GOAL OF THE EXERCISE
Go through the listing and set it down exactly, leaving out its pictures.

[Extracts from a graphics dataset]
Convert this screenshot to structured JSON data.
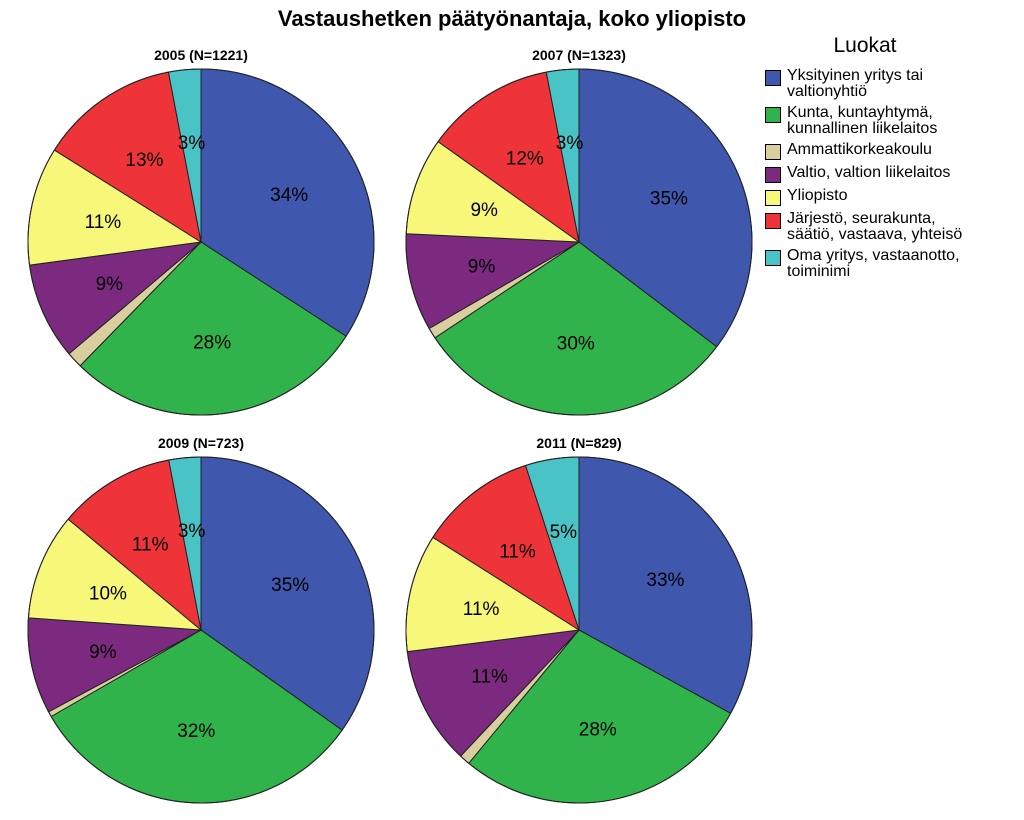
{
  "title": "Vastaushetken päätyönantaja, koko yliopisto",
  "legend": {
    "title": "Luokat",
    "items": [
      {
        "label": "Yksityinen yritys tai\nvaltionyhtiö",
        "color": "#3f57ad"
      },
      {
        "label": "Kunta, kuntayhtymä,\nkunnallinen liikelaitos",
        "color": "#2fb34a"
      },
      {
        "label": "Ammattikorkeakoulu",
        "color": "#d9cf9e"
      },
      {
        "label": "Valtio, valtion liikelaitos",
        "color": "#7b2a7f"
      },
      {
        "label": "Yliopisto",
        "color": "#f7f77a"
      },
      {
        "label": "Järjestö, seurakunta,\nsäätiö, vastaava, yhteisö",
        "color": "#ee3438"
      },
      {
        "label": "Oma yritys, vastaanotto,\ntoiminimi",
        "color": "#4ac3c6"
      }
    ]
  },
  "chart_data": [
    {
      "type": "pie",
      "title": "2005 (N=1221)",
      "categories": [
        "Yksityinen yritys tai valtionyhtiö",
        "Kunta, kuntayhtymä, kunnallinen liikelaitos",
        "Ammattikorkeakoulu",
        "Valtio, valtion liikelaitos",
        "Yliopisto",
        "Järjestö, seurakunta, säätiö, vastaava, yhteisö",
        "Oma yritys, vastaanotto, toiminimi"
      ],
      "values": [
        34,
        28,
        1.5,
        9,
        11,
        13,
        3
      ],
      "labels": [
        "34%",
        "28%",
        "",
        "9%",
        "11%",
        "13%",
        "3%"
      ]
    },
    {
      "type": "pie",
      "title": "2007 (N=1323)",
      "categories": [
        "Yksityinen yritys tai valtionyhtiö",
        "Kunta, kuntayhtymä, kunnallinen liikelaitos",
        "Ammattikorkeakoulu",
        "Valtio, valtion liikelaitos",
        "Yliopisto",
        "Järjestö, seurakunta, säätiö, vastaava, yhteisö",
        "Oma yritys, vastaanotto, toiminimi"
      ],
      "values": [
        35,
        30,
        1,
        9,
        9,
        12,
        3
      ],
      "labels": [
        "35%",
        "30%",
        "",
        "9%",
        "9%",
        "12%",
        "3%"
      ]
    },
    {
      "type": "pie",
      "title": "2009 (N=723)",
      "categories": [
        "Yksityinen yritys tai valtionyhtiö",
        "Kunta, kuntayhtymä, kunnallinen liikelaitos",
        "Ammattikorkeakoulu",
        "Valtio, valtion liikelaitos",
        "Yliopisto",
        "Järjestö, seurakunta, säätiö, vastaava, yhteisö",
        "Oma yritys, vastaanotto, toiminimi"
      ],
      "values": [
        35,
        32,
        0.5,
        9,
        10,
        11,
        3
      ],
      "labels": [
        "35%",
        "32%",
        "",
        "9%",
        "10%",
        "11%",
        "3%"
      ]
    },
    {
      "type": "pie",
      "title": "2011 (N=829)",
      "categories": [
        "Yksityinen yritys tai valtionyhtiö",
        "Kunta, kuntayhtymä, kunnallinen liikelaitos",
        "Ammattikorkeakoulu",
        "Valtio, valtion liikelaitos",
        "Yliopisto",
        "Järjestö, seurakunta, säätiö, vastaava, yhteisö",
        "Oma yritys, vastaanotto, toiminimi"
      ],
      "values": [
        33,
        28,
        1,
        11,
        11,
        11,
        5
      ],
      "labels": [
        "33%",
        "28%",
        "",
        "11%",
        "11%",
        "11%",
        "5%"
      ]
    }
  ]
}
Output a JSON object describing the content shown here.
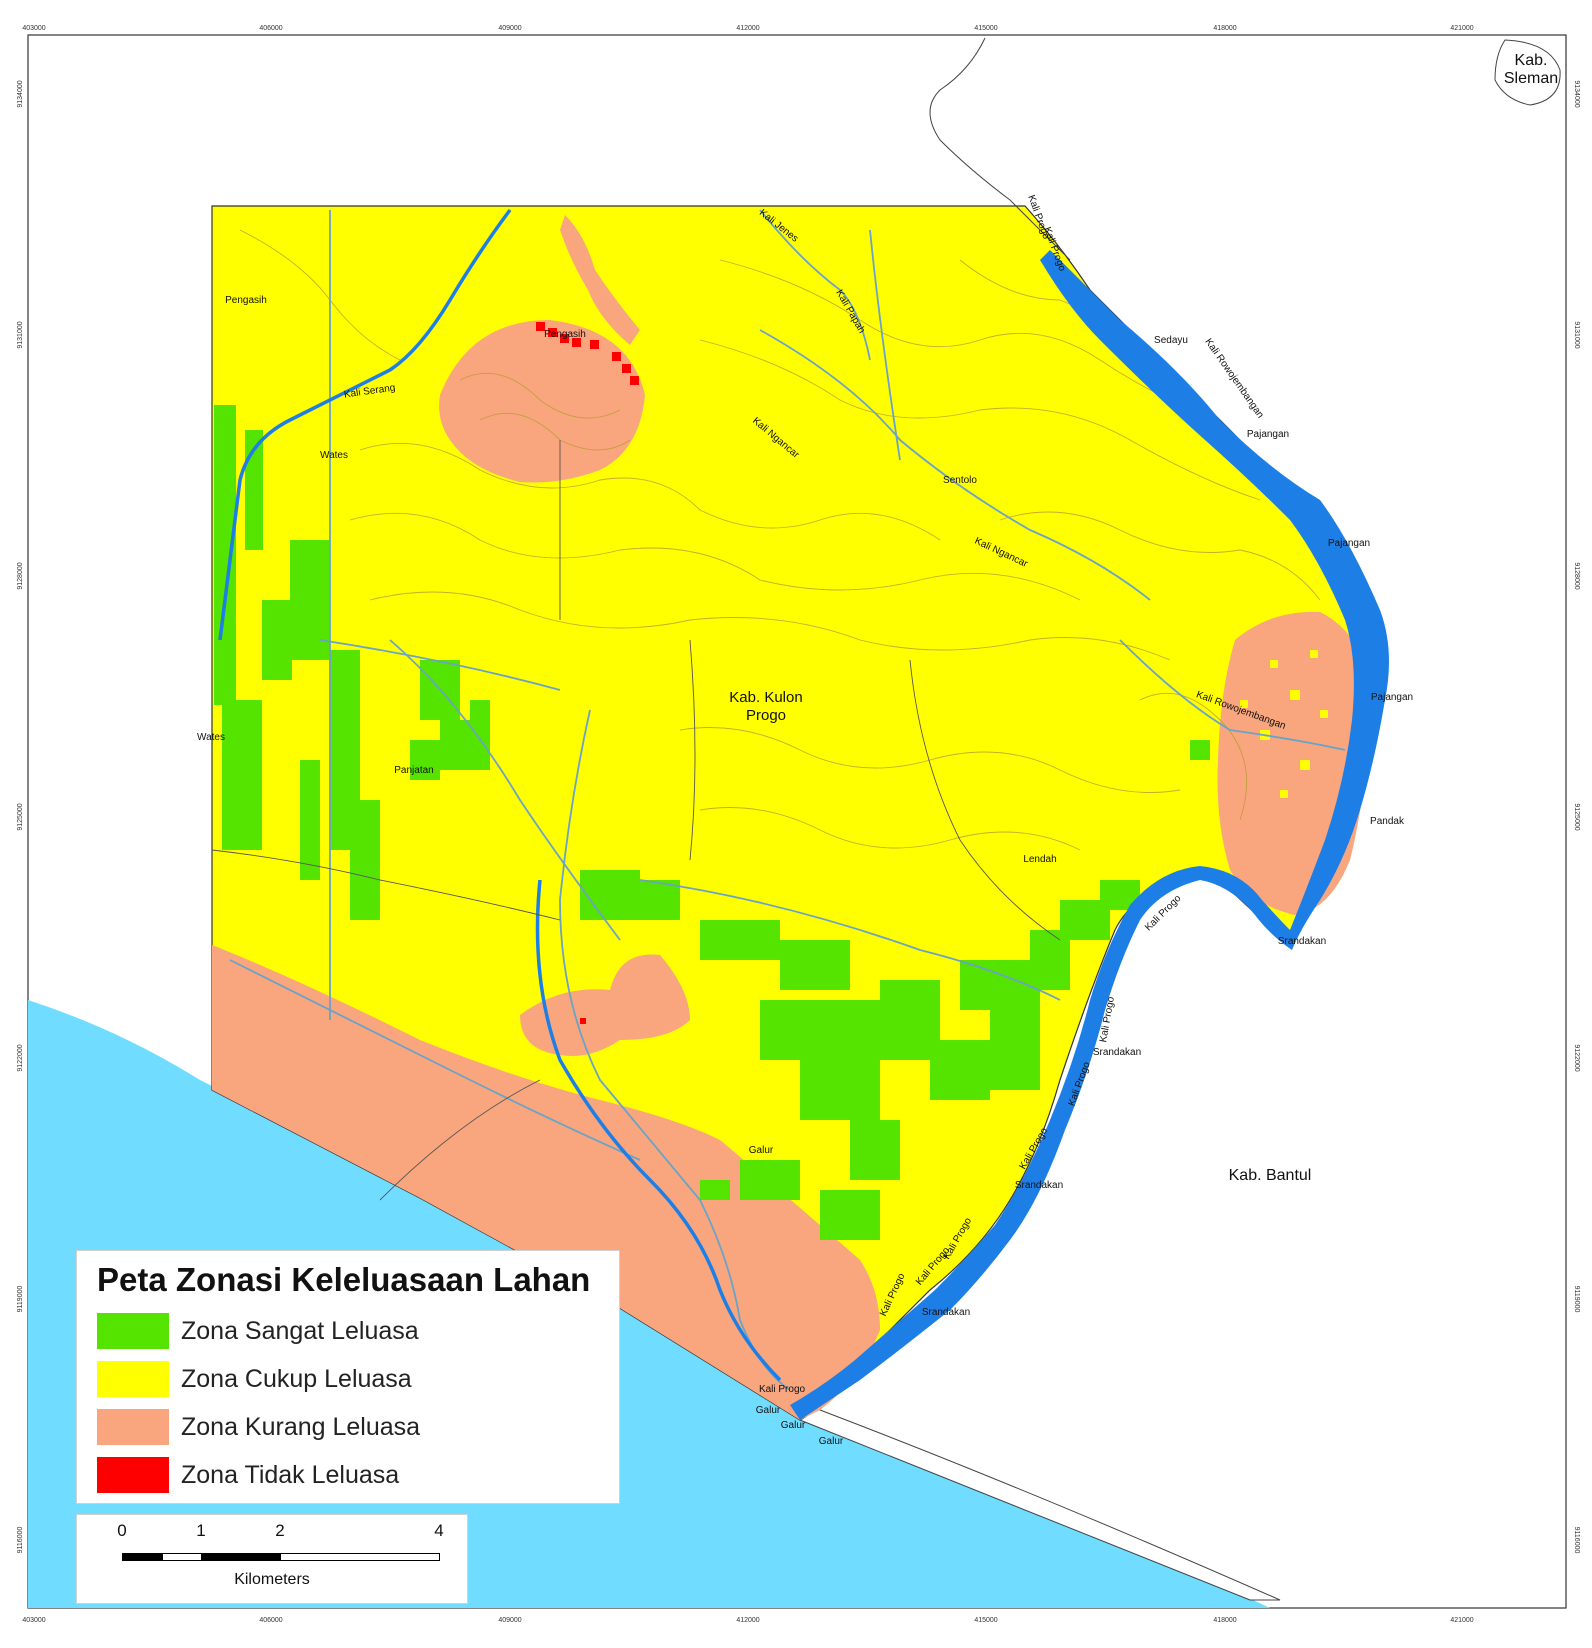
{
  "map": {
    "frame_labels": {
      "top": [
        "403000",
        "406000",
        "409000",
        "412000",
        "415000",
        "418000",
        "421000"
      ],
      "bottom": [
        "403000",
        "406000",
        "409000",
        "412000",
        "415000",
        "418000",
        "421000"
      ],
      "left": [
        "9134000",
        "9131000",
        "9128000",
        "9125000",
        "9122000",
        "9119000",
        "9116000"
      ],
      "right": [
        "9134000",
        "9131000",
        "9128000",
        "9125000",
        "9122000",
        "9119000",
        "9116000"
      ]
    },
    "place_labels": {
      "kab_sleman": "Kab.\nSleman",
      "kab_kulon_progo": "Kab. Kulon\nProgo",
      "kab_bantul": "Kab. Bantul",
      "pengasih_1": "Pengasih",
      "pengasih_2": "Pengasih",
      "wates_1": "Wates",
      "wates_2": "Wates",
      "panjatan": "Panjatan",
      "sentolo": "Sentolo",
      "lendah": "Lendah",
      "galur_1": "Galur",
      "galur_2": "Galur",
      "galur_3": "Galur",
      "galur_4": "Galur",
      "sedayu": "Sedayu",
      "pajangan_1": "Pajangan",
      "pajangan_2": "Pajangan",
      "pajangan_3": "Pajangan",
      "pandak": "Pandak",
      "srandakan_1": "Srandakan",
      "srandakan_2": "Srandakan",
      "srandakan_3": "Srandakan",
      "srandakan_4": "Srandakan"
    },
    "river_labels": {
      "kali_serang": "Kali Serang",
      "kali_jenes": "Kali Jenes",
      "kali_papah": "Kali Papah",
      "kali_ngancar_1": "Kali Ngancar",
      "kali_ngancar_2": "Kali Ngancar",
      "kali_rowojembangan_1": "Kali Rowojembangan",
      "kali_rowojembangan_2": "Kali Rowojembangan",
      "kali_progo_1": "Kali Progo",
      "kali_progo_2": "Kali Progo",
      "kali_progo_3": "Kali Progo",
      "kali_progo_4": "Kali Progo",
      "kali_progo_5": "Kali Progo",
      "kali_progo_6": "Kali Progo",
      "kali_progo_7": "Kali Progo",
      "kali_progo_8": "Kali Progo",
      "kali_progo_9": "Kali Progo",
      "kali_progo_10": "Kali Progo"
    }
  },
  "legend": {
    "title": "Peta Zonasi Keleluasaan Lahan",
    "items": [
      {
        "label": "Zona Sangat Leluasa",
        "color": "#55e300"
      },
      {
        "label": "Zona Cukup Leluasa",
        "color": "#ffff00"
      },
      {
        "label": "Zona Kurang Leluasa",
        "color": "#f9a67e"
      },
      {
        "label": "Zona Tidak Leluasa",
        "color": "#ff0000"
      }
    ]
  },
  "scale_bar": {
    "ticks": [
      "0",
      "1",
      "2",
      "4"
    ],
    "unit": "Kilometers"
  },
  "colors": {
    "sea": "#70dcff",
    "river": "#1d7fe6",
    "canal": "#6aa3c8",
    "contour": "#b99a35",
    "boundary": "#333333"
  }
}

THE ANSWER
Convert this screenshot to structured JSON data.
{
  "title": "Vastaushetken päätyönantaja, koko yliopisto",
  "legend": {
    "title": "Luokat",
    "items": [
      {
        "label": "Yksityinen yritys tai\nvaltionyhtiö",
        "color": "#3f57ad"
      },
      {
        "label": "Kunta, kuntayhtymä,\nkunnallinen liikelaitos",
        "color": "#2fb34a"
      },
      {
        "label": "Ammattikorkeakoulu",
        "color": "#d9cf9e"
      },
      {
        "label": "Valtio, valtion liikelaitos",
        "color": "#7b2a7f"
      },
      {
        "label": "Yliopisto",
        "color": "#f7f77a"
      },
      {
        "label": "Järjestö, seurakunta,\nsäätiö, vastaava, yhteisö",
        "color": "#ee3438"
      },
      {
        "label": "Oma yritys, vastaanotto,\ntoiminimi",
        "color": "#4ac3c6"
      }
    ]
  },
  "chart_data": [
    {
      "type": "pie",
      "title": "2005 (N=1221)",
      "categories": [
        "Yksityinen yritys tai valtionyhtiö",
        "Kunta, kuntayhtymä, kunnallinen liikelaitos",
        "Ammattikorkeakoulu",
        "Valtio, valtion liikelaitos",
        "Yliopisto",
        "Järjestö, seurakunta, säätiö, vastaava, yhteisö",
        "Oma yritys, vastaanotto, toiminimi"
      ],
      "values": [
        34,
        28,
        1.5,
        9,
        11,
        13,
        3
      ],
      "labels": [
        "34%",
        "28%",
        "",
        "9%",
        "11%",
        "13%",
        "3%"
      ]
    },
    {
      "type": "pie",
      "title": "2007 (N=1323)",
      "categories": [
        "Yksityinen yritys tai valtionyhtiö",
        "Kunta, kuntayhtymä, kunnallinen liikelaitos",
        "Ammattikorkeakoulu",
        "Valtio, valtion liikelaitos",
        "Yliopisto",
        "Järjestö, seurakunta, säätiö, vastaava, yhteisö",
        "Oma yritys, vastaanotto, toiminimi"
      ],
      "values": [
        35,
        30,
        1,
        9,
        9,
        12,
        3
      ],
      "labels": [
        "35%",
        "30%",
        "",
        "9%",
        "9%",
        "12%",
        "3%"
      ]
    },
    {
      "type": "pie",
      "title": "2009 (N=723)",
      "categories": [
        "Yksityinen yritys tai valtionyhtiö",
        "Kunta, kuntayhtymä, kunnallinen liikelaitos",
        "Ammattikorkeakoulu",
        "Valtio, valtion liikelaitos",
        "Yliopisto",
        "Järjestö, seurakunta, säätiö, vastaava, yhteisö",
        "Oma yritys, vastaanotto, toiminimi"
      ],
      "values": [
        35,
        32,
        0.5,
        9,
        10,
        11,
        3
      ],
      "labels": [
        "35%",
        "32%",
        "",
        "9%",
        "10%",
        "11%",
        "3%"
      ]
    },
    {
      "type": "pie",
      "title": "2011 (N=829)",
      "categories": [
        "Yksityinen yritys tai valtionyhtiö",
        "Kunta, kuntayhtymä, kunnallinen liikelaitos",
        "Ammattikorkeakoulu",
        "Valtio, valtion liikelaitos",
        "Yliopisto",
        "Järjestö, seurakunta, säätiö, vastaava, yhteisö",
        "Oma yritys, vastaanotto, toiminimi"
      ],
      "values": [
        33,
        28,
        1,
        11,
        11,
        11,
        5
      ],
      "labels": [
        "33%",
        "28%",
        "",
        "11%",
        "11%",
        "11%",
        "5%"
      ]
    }
  ]
}
Output a JSON object describing the content shown here.
{
  "map": {
    "frame_labels": {
      "top": [
        "403000",
        "406000",
        "409000",
        "412000",
        "415000",
        "418000",
        "421000"
      ],
      "bottom": [
        "403000",
        "406000",
        "409000",
        "412000",
        "415000",
        "418000",
        "421000"
      ],
      "left": [
        "9134000",
        "9131000",
        "9128000",
        "9125000",
        "9122000",
        "9119000",
        "9116000"
      ],
      "right": [
        "9134000",
        "9131000",
        "9128000",
        "9125000",
        "9122000",
        "9119000",
        "9116000"
      ]
    },
    "place_labels": {
      "kab_sleman": "Kab.\nSleman",
      "kab_kulon_progo": "Kab. Kulon\nProgo",
      "kab_bantul": "Kab. Bantul",
      "pengasih_1": "Pengasih",
      "pengasih_2": "Pengasih",
      "wates_1": "Wates",
      "wates_2": "Wates",
      "panjatan": "Panjatan",
      "sentolo": "Sentolo",
      "lendah": "Lendah",
      "galur_1": "Galur",
      "galur_2": "Galur",
      "galur_3": "Galur",
      "galur_4": "Galur",
      "sedayu": "Sedayu",
      "pajangan_1": "Pajangan",
      "pajangan_2": "Pajangan",
      "pajangan_3": "Pajangan",
      "pandak": "Pandak",
      "srandakan_1": "Srandakan",
      "srandakan_2": "Srandakan",
      "srandakan_3": "Srandakan",
      "srandakan_4": "Srandakan"
    },
    "river_labels": {
      "kali_serang": "Kali Serang",
      "kali_jenes": "Kali Jenes",
      "kali_papah": "Kali Papah",
      "kali_ngancar_1": "Kali Ngancar",
      "kali_ngancar_2": "Kali Ngancar",
      "kali_rowojembangan_1": "Kali Rowojembangan",
      "kali_rowojembangan_2": "Kali Rowojembangan",
      "kali_progo_1": "Kali Progo",
      "kali_progo_2": "Kali Progo",
      "kali_progo_3": "Kali Progo",
      "kali_progo_4": "Kali Progo",
      "kali_progo_5": "Kali Progo",
      "kali_progo_6": "Kali Progo",
      "kali_progo_7": "Kali Progo",
      "kali_progo_8": "Kali Progo",
      "kali_progo_9": "Kali Progo",
      "kali_progo_10": "Kali Progo"
    }
  },
  "legend": {
    "title": "Peta Zonasi Keleluasaan Lahan",
    "items": [
      {
        "label": "Zona Sangat Leluasa",
        "color": "#55e300"
      },
      {
        "label": "Zona Cukup Leluasa",
        "color": "#ffff00"
      },
      {
        "label": "Zona Kurang Leluasa",
        "color": "#f9a67e"
      },
      {
        "label": "Zona Tidak Leluasa",
        "color": "#ff0000"
      }
    ]
  },
  "scale_bar": {
    "ticks": [
      "0",
      "1",
      "2",
      "4"
    ],
    "unit": "Kilometers"
  },
  "colors": {
    "sea": "#70dcff",
    "river": "#1d7fe6",
    "canal": "#6aa3c8",
    "contour": "#b99a35",
    "boundary": "#333333"
  }
}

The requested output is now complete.